== KUTIPAN DOKUMEN ==
◆ ◆ ◆ ◆ ◆
Kiai, santri dan pesantren sangat mencintai tanah kelahirannya. Dulu, pesantren2 di Jawa banyak disebut/ memakai nama dengan nama daerah di mana pesantren tersebut berada.

Nama daerah, sebagai tanah kelahiran, juga disematkan pada nama-nama para kiai dan ulama Nusantara. Oleh karena itu, daerah Singkel, Bogor, Betawi, Banten, Rembang, Kudus, Bangkalan, Yogya, Mandar, untuk sekadar disebut sebagai contoh, demikian populer dalam teks keislaman nusantara.

Mereka tak perlu diajari apa itu nasionalis dan apa itu cinta tanah air. Begitu cintanya pada tanah airnya, kiai Saleh Darat, mahaguru dari dua tokoh nasionalis: Mbah Hasyim Asy’ari dan Kiai Ahmad Dahlan, misalnya, menolak memakai jas, topi, dan dasi. Karena pakaian ini bagian dari identitas kolonial Belanda. Hal ini bisa dibaca pada kitab karangan beliau Majmu’ah al-Syari’ah al-Kafiyah li al-‘Awam yang saya sertakan di sini. Pandangannya ini tentu selaiknya dibaca dalam konteks ruang, sejarah, dan audiens masyarakat Jawa akhir abad 19 M.
◆ ◆ ◆ ◆ ◆
== PERMINTAAN TERTULIS ==
Tolong ubah paragraf yang diawali "Nama daerah, sebagai tanah kelahiran" dalam teks tentang kiai dan cinta tanah air menjadi daftar poin singkat yang memuat fakta utamanya. Gunakan hanya teks di atas sebagai acuan.

Entri data tersimpan
◆ ◆ ◆ ◆ ◆
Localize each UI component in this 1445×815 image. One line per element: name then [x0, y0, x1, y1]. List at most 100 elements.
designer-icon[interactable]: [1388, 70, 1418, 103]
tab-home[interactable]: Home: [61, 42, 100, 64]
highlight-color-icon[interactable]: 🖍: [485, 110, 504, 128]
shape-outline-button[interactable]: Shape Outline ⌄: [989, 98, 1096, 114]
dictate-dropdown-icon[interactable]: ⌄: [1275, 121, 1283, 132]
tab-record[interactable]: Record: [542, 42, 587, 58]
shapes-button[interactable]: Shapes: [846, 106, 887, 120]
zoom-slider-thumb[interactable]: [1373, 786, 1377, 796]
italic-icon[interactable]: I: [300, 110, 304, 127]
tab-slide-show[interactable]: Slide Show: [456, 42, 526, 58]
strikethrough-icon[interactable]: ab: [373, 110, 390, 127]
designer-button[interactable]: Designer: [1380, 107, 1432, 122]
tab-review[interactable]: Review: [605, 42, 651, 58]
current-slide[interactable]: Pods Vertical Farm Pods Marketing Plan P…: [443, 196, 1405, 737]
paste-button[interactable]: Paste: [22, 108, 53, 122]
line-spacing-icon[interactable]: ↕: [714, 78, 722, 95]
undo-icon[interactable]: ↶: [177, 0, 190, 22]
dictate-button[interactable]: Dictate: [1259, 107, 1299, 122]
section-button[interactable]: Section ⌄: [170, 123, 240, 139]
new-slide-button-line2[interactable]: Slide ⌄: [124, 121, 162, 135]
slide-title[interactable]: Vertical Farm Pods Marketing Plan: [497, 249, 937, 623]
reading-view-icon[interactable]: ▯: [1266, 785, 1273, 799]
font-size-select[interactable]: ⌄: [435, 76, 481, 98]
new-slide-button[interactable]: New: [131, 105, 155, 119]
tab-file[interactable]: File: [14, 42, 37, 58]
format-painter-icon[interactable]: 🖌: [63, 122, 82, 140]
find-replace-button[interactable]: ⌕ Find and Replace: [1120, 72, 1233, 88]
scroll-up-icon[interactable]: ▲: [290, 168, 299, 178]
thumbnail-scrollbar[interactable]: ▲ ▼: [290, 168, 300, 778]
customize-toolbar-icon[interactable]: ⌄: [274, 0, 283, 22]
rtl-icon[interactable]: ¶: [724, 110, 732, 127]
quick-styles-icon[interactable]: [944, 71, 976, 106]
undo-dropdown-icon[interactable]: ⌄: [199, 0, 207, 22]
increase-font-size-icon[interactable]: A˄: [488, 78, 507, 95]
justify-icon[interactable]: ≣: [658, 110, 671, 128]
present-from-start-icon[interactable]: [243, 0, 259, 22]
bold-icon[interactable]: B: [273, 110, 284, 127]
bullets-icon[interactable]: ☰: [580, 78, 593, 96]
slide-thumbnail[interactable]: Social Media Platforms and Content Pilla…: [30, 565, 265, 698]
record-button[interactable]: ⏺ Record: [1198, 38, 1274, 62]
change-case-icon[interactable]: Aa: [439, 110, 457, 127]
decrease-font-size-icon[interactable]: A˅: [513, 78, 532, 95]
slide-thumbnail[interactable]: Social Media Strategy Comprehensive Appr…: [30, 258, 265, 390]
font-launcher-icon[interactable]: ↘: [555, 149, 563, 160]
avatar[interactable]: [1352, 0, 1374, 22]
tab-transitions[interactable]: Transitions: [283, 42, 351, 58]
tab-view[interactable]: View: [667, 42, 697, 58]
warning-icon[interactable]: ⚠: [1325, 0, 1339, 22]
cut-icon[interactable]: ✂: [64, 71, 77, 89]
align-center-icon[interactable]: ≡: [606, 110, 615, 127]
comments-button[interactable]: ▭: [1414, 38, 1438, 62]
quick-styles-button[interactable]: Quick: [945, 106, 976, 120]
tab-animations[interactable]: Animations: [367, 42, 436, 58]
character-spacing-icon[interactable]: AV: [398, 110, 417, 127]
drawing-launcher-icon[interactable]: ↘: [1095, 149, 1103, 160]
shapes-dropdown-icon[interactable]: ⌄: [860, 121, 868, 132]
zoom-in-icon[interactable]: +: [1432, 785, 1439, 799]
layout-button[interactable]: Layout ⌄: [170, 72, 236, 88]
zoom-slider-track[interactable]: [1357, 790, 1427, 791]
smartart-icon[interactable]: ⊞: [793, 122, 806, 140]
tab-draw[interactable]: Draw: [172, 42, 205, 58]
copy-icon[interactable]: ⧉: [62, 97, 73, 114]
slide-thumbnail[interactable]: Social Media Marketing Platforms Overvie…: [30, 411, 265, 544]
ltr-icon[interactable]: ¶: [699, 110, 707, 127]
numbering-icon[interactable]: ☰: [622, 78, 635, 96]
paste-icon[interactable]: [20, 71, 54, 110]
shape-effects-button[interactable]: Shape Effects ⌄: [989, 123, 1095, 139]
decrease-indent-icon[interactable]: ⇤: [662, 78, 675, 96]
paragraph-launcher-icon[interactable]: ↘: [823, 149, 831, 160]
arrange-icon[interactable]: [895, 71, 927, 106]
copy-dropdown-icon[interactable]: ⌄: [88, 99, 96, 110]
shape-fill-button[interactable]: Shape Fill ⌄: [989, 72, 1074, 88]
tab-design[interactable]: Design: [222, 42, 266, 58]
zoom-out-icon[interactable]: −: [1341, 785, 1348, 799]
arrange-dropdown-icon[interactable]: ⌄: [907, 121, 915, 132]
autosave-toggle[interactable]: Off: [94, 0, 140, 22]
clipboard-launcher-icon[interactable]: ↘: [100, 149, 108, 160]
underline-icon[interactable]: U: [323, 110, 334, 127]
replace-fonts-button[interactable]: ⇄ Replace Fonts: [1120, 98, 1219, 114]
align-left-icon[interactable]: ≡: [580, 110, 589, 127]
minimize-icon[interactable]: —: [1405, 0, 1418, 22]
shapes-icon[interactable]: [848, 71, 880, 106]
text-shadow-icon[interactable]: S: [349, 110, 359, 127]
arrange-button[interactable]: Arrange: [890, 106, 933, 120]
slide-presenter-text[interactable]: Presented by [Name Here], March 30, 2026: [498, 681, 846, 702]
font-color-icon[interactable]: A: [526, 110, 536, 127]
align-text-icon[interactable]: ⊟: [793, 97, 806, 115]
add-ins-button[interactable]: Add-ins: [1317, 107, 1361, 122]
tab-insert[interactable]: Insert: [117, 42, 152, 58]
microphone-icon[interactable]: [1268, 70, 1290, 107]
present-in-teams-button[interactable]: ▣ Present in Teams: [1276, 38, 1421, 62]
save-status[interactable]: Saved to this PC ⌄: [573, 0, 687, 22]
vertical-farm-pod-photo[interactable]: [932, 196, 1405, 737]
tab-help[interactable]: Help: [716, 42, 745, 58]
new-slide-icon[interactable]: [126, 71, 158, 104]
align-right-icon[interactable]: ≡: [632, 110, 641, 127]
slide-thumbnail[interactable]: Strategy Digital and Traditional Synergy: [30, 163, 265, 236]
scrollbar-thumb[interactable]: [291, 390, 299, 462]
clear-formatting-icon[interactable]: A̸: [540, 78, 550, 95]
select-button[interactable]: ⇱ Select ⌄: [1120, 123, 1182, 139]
◆ ◆ ◆ ◆ ◆
== JAWABAN LENGKAP ==
- Nama daerah asal juga disematkan pada nama para kiai dan ulama Nusantara.
- Karena itu, daerah seperti Singkel, Bogor, Betawi, Banten, Rembang, Kudus, Bangkalan, Yogya, dan Mandar sangat populer dalam teks keislaman Nusantara.